YOUR GOAL
Extract, from the records beneath this instruction, each line that contains the word "และสถานท".

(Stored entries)

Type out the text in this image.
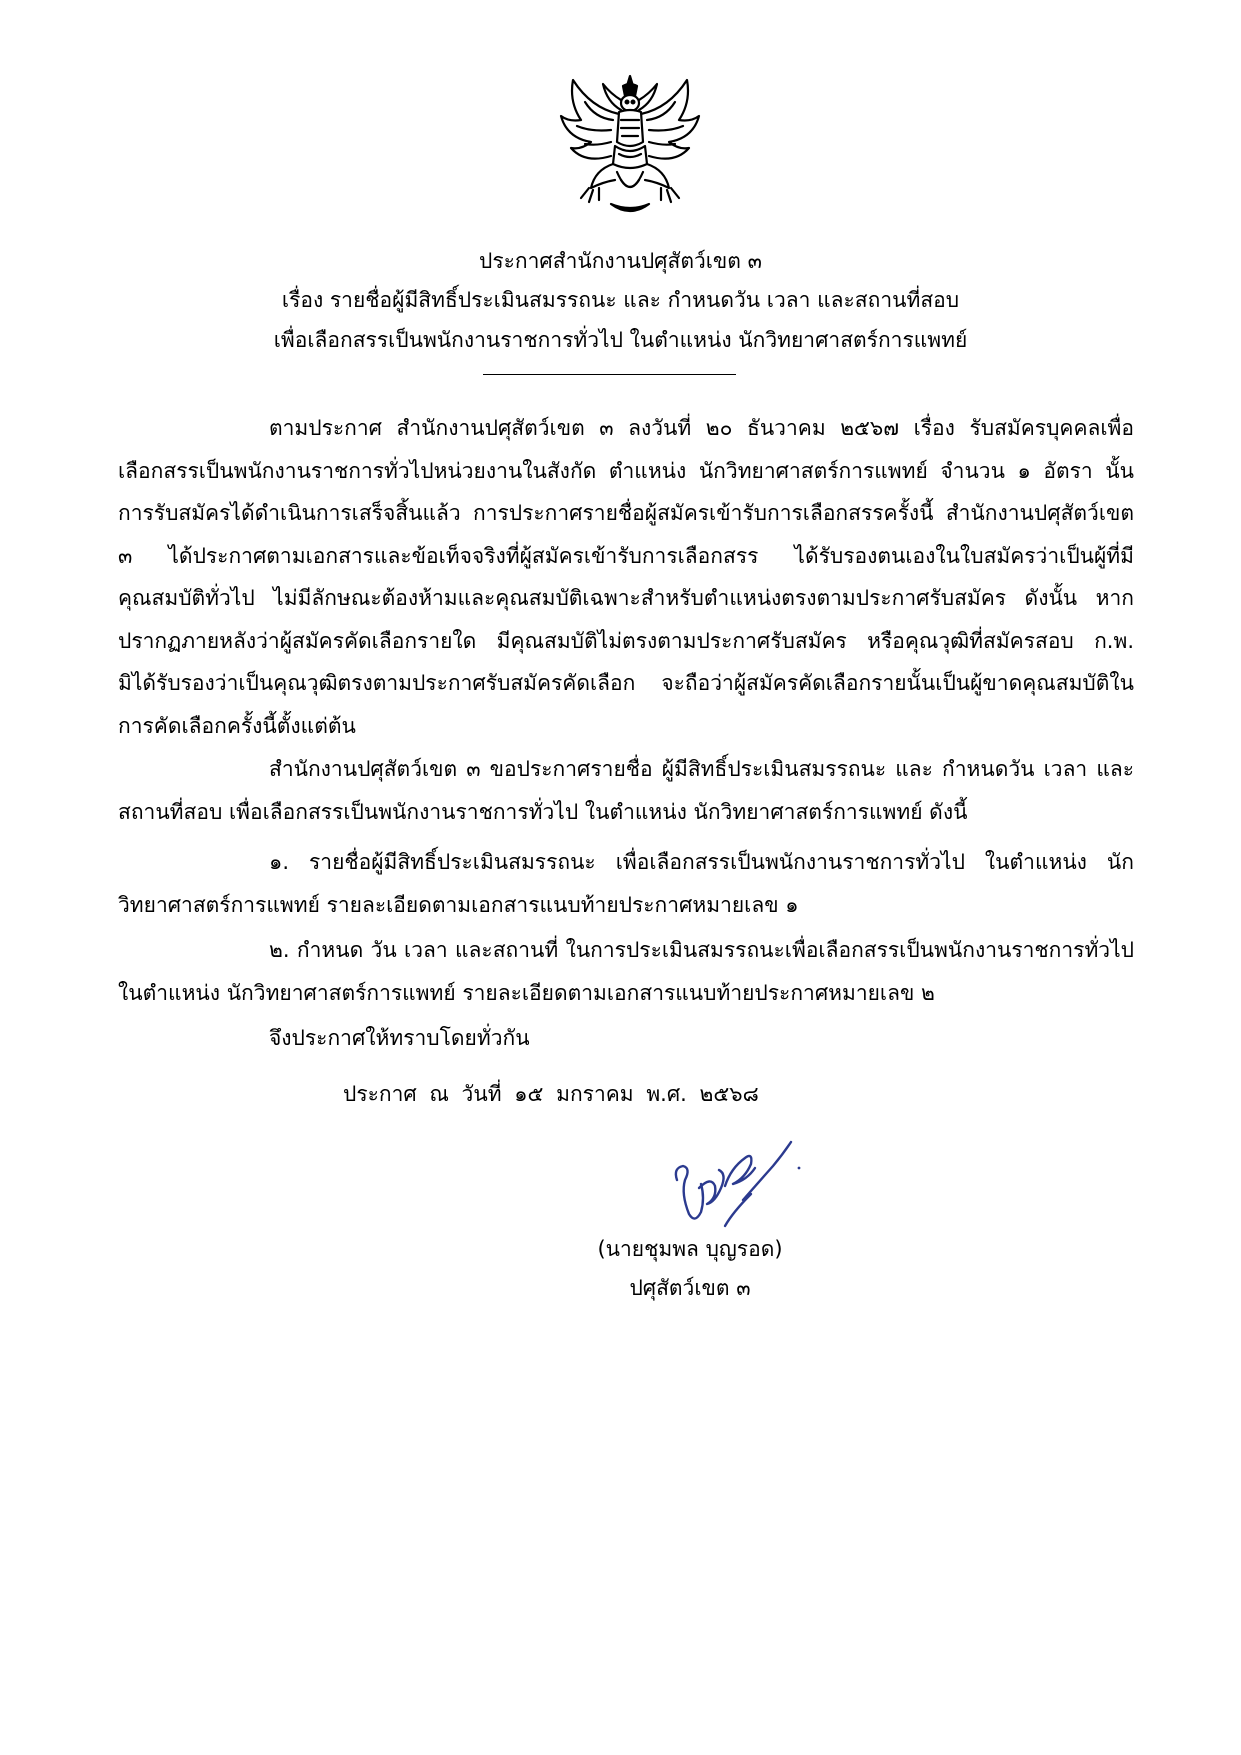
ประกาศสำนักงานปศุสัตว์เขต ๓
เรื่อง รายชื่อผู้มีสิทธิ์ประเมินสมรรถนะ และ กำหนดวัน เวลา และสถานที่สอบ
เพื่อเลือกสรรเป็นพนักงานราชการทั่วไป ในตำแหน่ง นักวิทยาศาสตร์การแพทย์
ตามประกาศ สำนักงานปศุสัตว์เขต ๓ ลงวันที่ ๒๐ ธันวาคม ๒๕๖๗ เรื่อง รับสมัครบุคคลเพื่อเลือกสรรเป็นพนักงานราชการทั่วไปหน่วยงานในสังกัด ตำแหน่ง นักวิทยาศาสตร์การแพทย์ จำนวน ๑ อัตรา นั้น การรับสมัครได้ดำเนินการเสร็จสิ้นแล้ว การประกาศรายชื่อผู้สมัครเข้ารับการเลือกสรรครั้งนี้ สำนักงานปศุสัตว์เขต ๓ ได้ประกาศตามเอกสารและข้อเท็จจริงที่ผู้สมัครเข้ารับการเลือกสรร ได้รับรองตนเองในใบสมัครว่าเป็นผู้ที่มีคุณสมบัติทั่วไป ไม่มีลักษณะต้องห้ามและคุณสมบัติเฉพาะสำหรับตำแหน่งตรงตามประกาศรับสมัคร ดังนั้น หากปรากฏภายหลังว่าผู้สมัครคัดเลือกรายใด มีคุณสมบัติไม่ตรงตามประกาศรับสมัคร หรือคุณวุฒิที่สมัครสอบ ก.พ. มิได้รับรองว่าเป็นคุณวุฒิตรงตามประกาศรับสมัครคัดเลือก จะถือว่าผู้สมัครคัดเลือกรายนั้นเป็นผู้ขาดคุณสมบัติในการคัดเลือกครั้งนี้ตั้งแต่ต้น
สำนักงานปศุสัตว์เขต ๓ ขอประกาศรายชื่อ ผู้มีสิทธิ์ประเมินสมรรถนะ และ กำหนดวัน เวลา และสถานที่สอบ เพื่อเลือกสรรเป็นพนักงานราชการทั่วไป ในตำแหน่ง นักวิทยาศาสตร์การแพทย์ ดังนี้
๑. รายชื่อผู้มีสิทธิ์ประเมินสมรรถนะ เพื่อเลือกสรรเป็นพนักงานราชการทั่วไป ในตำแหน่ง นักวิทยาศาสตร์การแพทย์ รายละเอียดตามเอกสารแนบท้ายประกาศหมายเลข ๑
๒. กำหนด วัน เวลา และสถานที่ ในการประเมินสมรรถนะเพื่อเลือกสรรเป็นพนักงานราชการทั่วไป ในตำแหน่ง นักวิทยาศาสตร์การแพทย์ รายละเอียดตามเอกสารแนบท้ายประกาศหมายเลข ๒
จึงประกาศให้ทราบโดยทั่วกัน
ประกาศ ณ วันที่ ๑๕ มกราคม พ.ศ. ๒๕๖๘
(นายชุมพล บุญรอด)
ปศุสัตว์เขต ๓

* * *

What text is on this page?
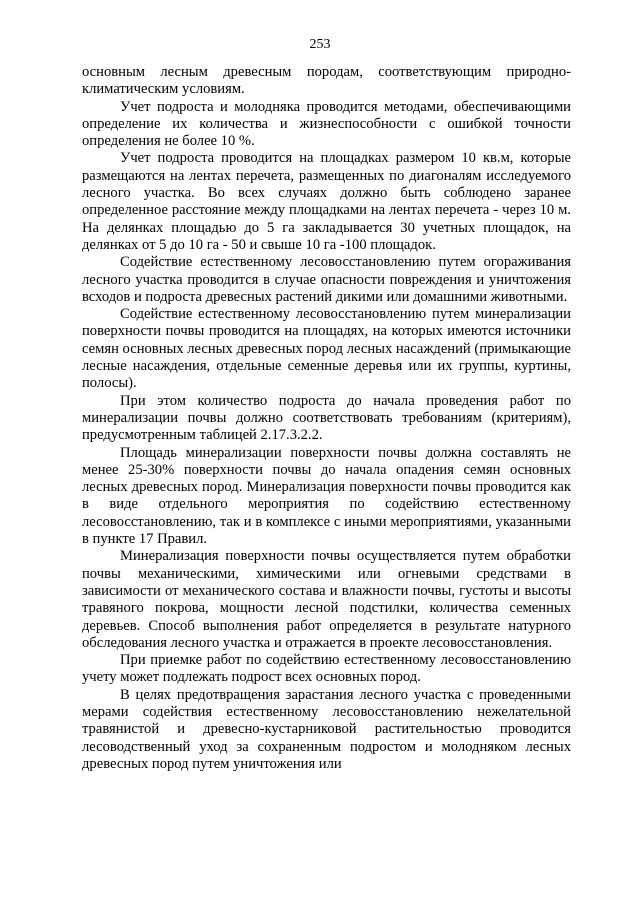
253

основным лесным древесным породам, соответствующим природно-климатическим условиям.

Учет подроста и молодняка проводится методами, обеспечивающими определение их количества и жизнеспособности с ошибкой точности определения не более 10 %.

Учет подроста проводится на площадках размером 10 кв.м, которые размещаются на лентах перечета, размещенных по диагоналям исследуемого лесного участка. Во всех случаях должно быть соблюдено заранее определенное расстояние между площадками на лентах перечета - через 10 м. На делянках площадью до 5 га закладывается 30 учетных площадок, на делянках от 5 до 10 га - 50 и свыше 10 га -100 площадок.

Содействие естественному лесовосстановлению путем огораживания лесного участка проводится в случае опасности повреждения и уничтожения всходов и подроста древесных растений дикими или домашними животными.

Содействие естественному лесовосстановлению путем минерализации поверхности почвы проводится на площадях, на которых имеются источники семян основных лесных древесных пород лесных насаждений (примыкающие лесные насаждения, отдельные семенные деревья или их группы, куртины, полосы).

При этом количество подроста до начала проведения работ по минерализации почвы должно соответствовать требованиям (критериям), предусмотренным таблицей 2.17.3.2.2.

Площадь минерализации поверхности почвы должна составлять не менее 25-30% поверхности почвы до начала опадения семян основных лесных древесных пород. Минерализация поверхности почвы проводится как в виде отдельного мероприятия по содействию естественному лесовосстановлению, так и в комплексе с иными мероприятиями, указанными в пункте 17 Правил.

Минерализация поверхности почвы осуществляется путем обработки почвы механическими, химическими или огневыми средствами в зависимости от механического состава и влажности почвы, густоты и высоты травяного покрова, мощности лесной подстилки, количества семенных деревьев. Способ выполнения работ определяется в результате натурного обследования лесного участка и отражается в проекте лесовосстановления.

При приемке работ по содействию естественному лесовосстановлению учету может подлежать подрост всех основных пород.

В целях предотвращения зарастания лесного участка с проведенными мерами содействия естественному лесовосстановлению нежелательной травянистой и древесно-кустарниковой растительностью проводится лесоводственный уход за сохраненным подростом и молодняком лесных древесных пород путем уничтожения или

WORKED ANSWER
เรื่อง รายชื่อผู้มีสิทธิ์ประเมินสมรรถนะ และ กำหนดวัน เวลา และสถานที่สอบ
สำนักงานปศุสัตว์เขต ๓ ขอประกาศรายชื่อ ผู้มีสิทธิ์ประเมินสมรรถนะ และ กำหนดวัน เวลา และสถานที่สอบ เพื่อเลือกสรรเป็นพนักงานราชการทั่วไป ในตำแหน่ง นักวิทยาศาสตร์การแพทย์ ดังนี้
๒. กำหนด วัน เวลา และสถานที่ ในการประเมินสมรรถนะเพื่อเลือกสรรเป็นพนักงานราชการทั่วไป ในตำแหน่ง นักวิทยาศาสตร์การแพทย์ รายละเอียดตามเอกสารแนบท้ายประกาศหมายเลข ๒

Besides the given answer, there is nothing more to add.